## START DATA FOR THE TASK

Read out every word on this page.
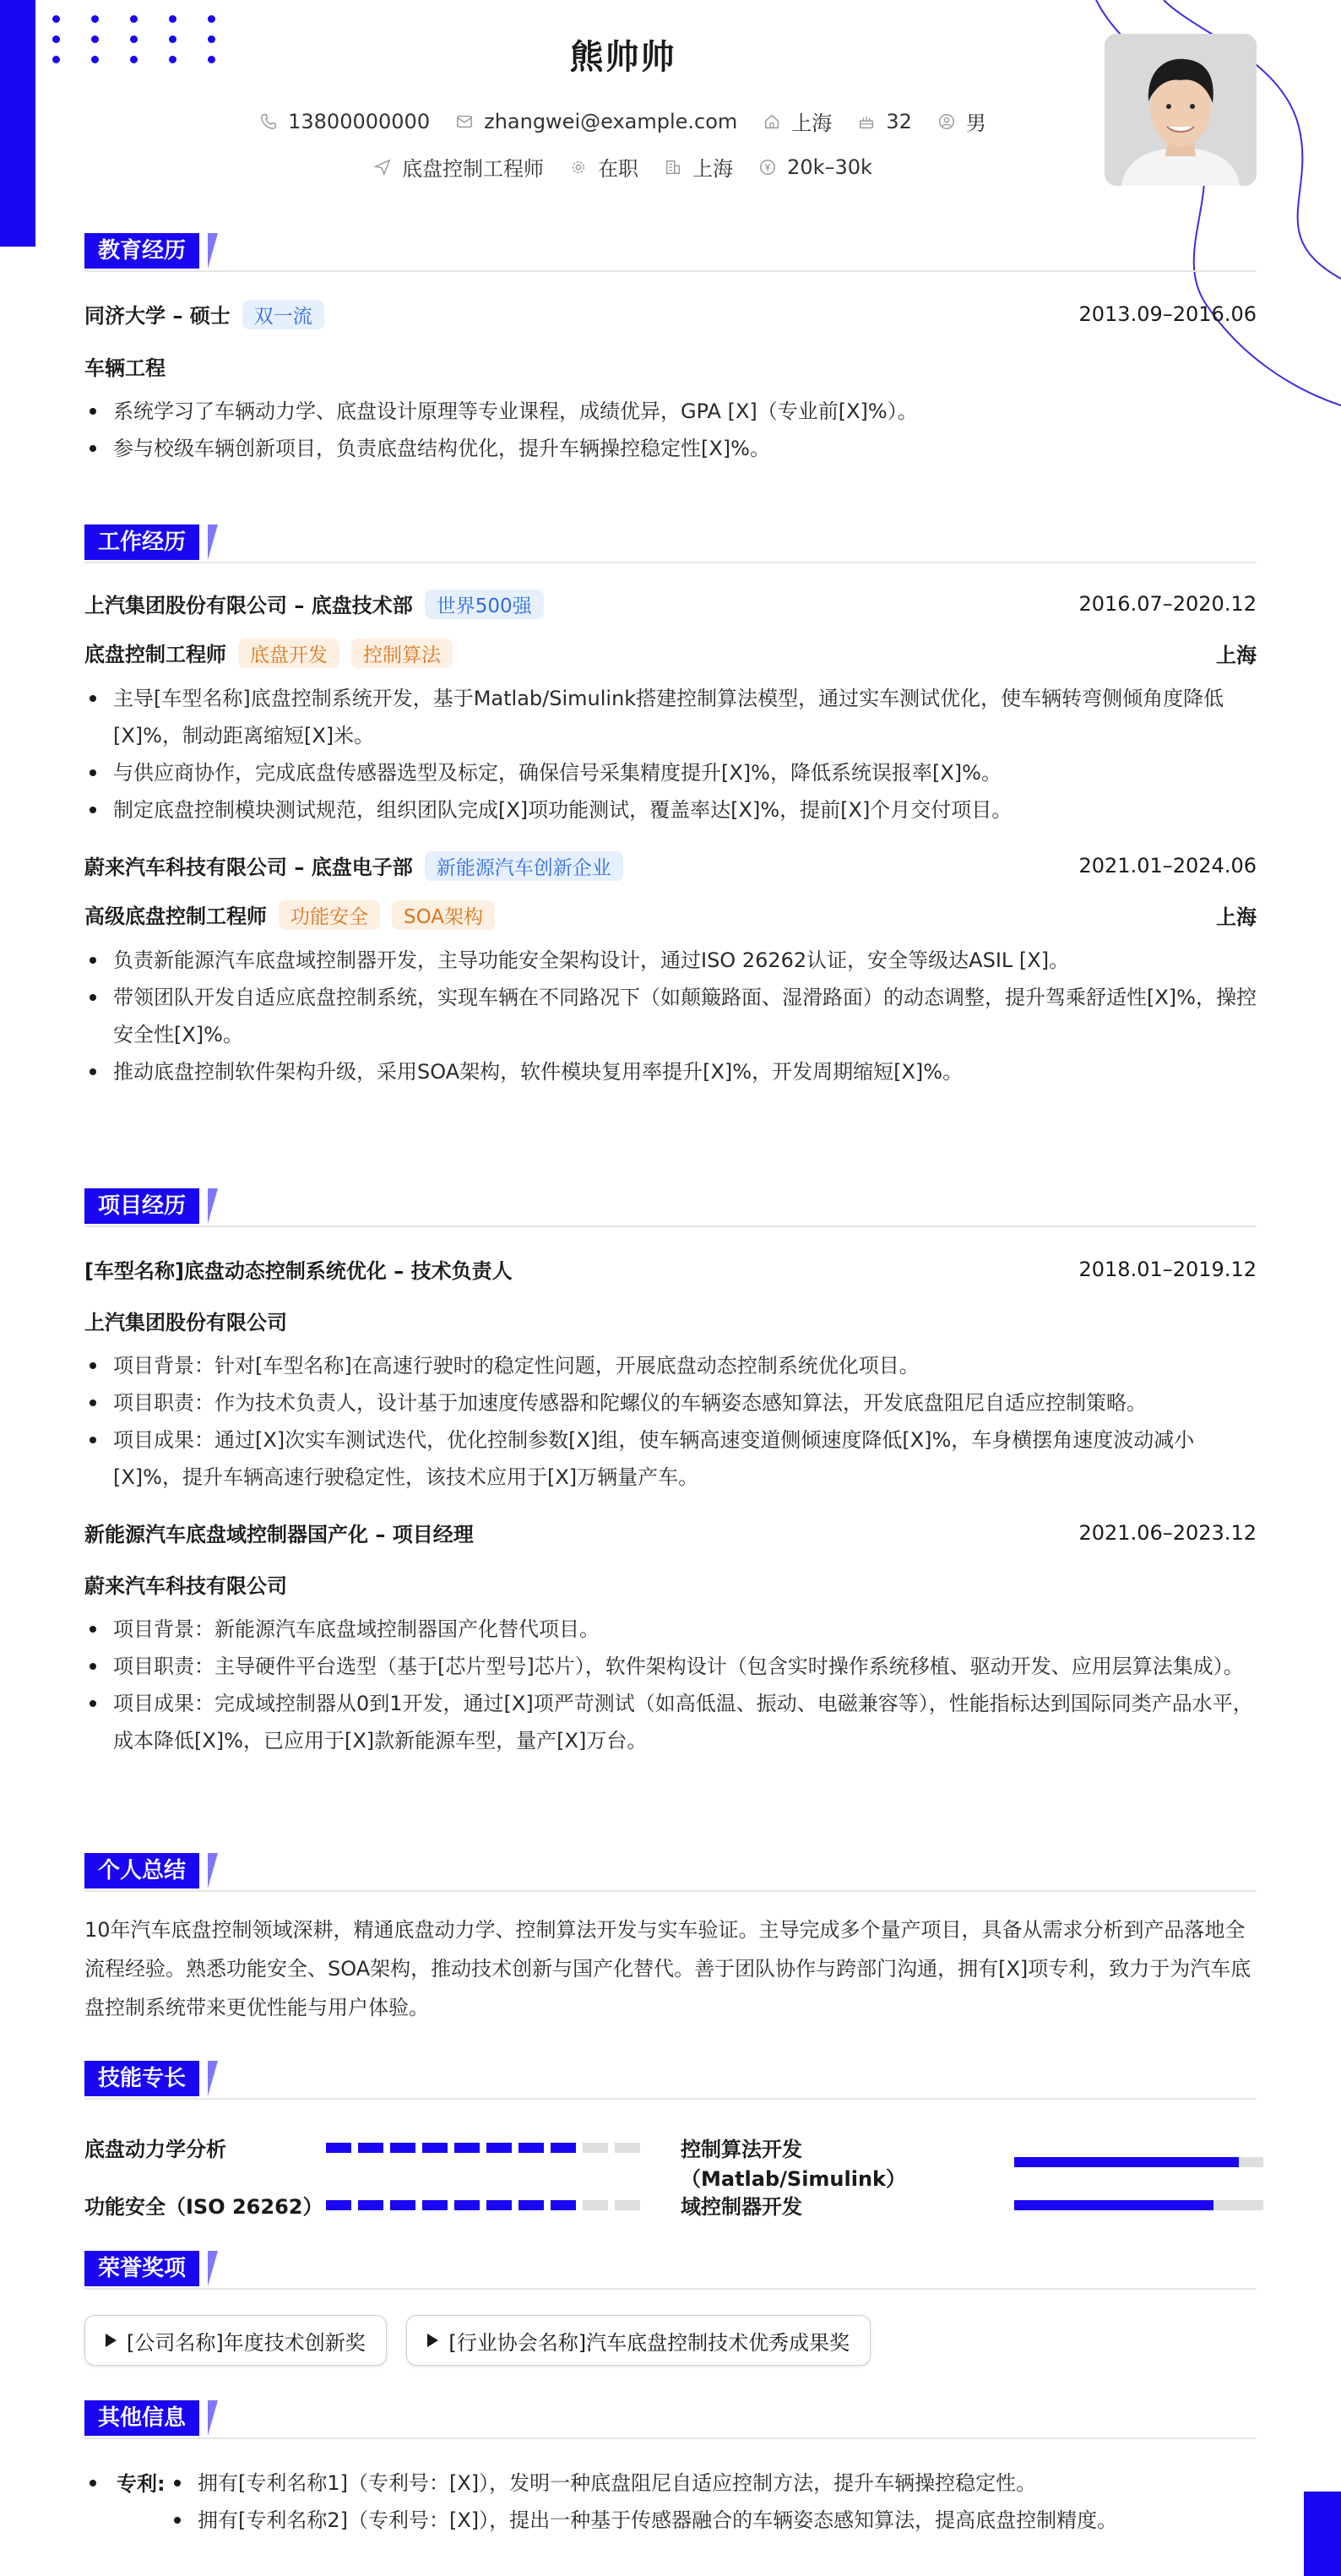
熊帅帅
13800000000	zhangwei@example.com	上海	32	男
底盘控制工程师	在职	上海	20k–30k
教育经历
同济大学 – 硕士 双一流	2013.09–2016.06
车辆工程
系统学习了车辆动力学、底盘设计原理等专业课程，成绩优异，GPA [X]（专业前[X]%）。
参与校级车辆创新项目，负责底盘结构优化，提升车辆操控稳定性[X]%。
工作经历
上汽集团股份有限公司 – 底盘技术部 世界500强	2016.07–2020.12
底盘控制工程师 底盘开发 控制算法	上海
主导[车型名称]底盘控制系统开发，基于Matlab/Simulink搭建控制算法模型，通过实车测试优化，使车辆转弯侧倾角度降低[X]%，制动距离缩短[X]米。
与供应商协作，完成底盘传感器选型及标定，确保信号采集精度提升[X]%，降低系统误报率[X]%。
制定底盘控制模块测试规范，组织团队完成[X]项功能测试，覆盖率达[X]%，提前[X]个月交付项目。
蔚来汽车科技有限公司 – 底盘电子部 新能源汽车创新企业	2021.01–2024.06
高级底盘控制工程师 功能安全 SOA架构	上海
负责新能源汽车底盘域控制器开发，主导功能安全架构设计，通过ISO 26262认证，安全等级达ASIL [X]。
带领团队开发自适应底盘控制系统，实现车辆在不同路况下（如颠簸路面、湿滑路面）的动态调整，提升驾乘舒适性[X]%，操控安全性[X]%。
推动底盘控制软件架构升级，采用SOA架构，软件模块复用率提升[X]%，开发周期缩短[X]%。
项目经历
[车型名称]底盘动态控制系统优化 – 技术负责人	2018.01–2019.12
上汽集团股份有限公司
项目背景：针对[车型名称]在高速行驶时的稳定性问题，开展底盘动态控制系统优化项目。
项目职责：作为技术负责人，设计基于加速度传感器和陀螺仪的车辆姿态感知算法，开发底盘阻尼自适应控制策略。
项目成果：通过[X]次实车测试迭代，优化控制参数[X]组，使车辆高速变道侧倾速度降低[X]%，车身横摆角速度波动减小[X]%，提升车辆高速行驶稳定性，该技术应用于[X]万辆量产车。
新能源汽车底盘域控制器国产化 – 项目经理	2021.06–2023.12
蔚来汽车科技有限公司
项目背景：新能源汽车底盘域控制器国产化替代项目。
项目职责：主导硬件平台选型（基于[芯片型号]芯片），软件架构设计（包含实时操作系统移植、驱动开发、应用层算法集成）。
项目成果：完成域控制器从0到1开发，通过[X]项严苛测试（如高低温、振动、电磁兼容等），性能指标达到国际同类产品水平，成本降低[X]%，已应用于[X]款新能源车型，量产[X]万台。
个人总结
10年汽车底盘控制领域深耕，精通底盘动力学、控制算法开发与实车验证。主导完成多个量产项目，具备从需求分析到产品落地全流程经验。熟悉功能安全、SOA架构，推动技术创新与国产化替代。善于团队协作与跨部门沟通，拥有[X]项专利，致力于为汽车底盘控制系统带来更优性能与用户体验。
技能专长
底盘动力学分析	控制算法开发（Matlab/Simulink）
功能安全（ISO 26262）	域控制器开发
荣誉奖项
[公司名称]年度技术创新奖
	[行业协会名称]汽车底盘控制技术优秀成果奖
其他信息
专利:	拥有[专利名称1]（专利号：[X]），发明一种底盘阻尼自适应控制方法，提升车辆操控稳定性。
拥有[专利名称2]（专利号：[X]），提出一种基于传感器融合的车辆姿态感知算法，提高底盘控制精度。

## END DATA FOR THE TASK

[PROBLEM REQUIREMENTS]:
Copy all lines of the material above where the string "蔚来汽车科技有限公司" occurs.

[ANSWER TO THE EXERCISE]:
蔚来汽车科技有限公司 – 底盘电子部 新能源汽车创新企业	2021.01–2024.06
蔚来汽车科技有限公司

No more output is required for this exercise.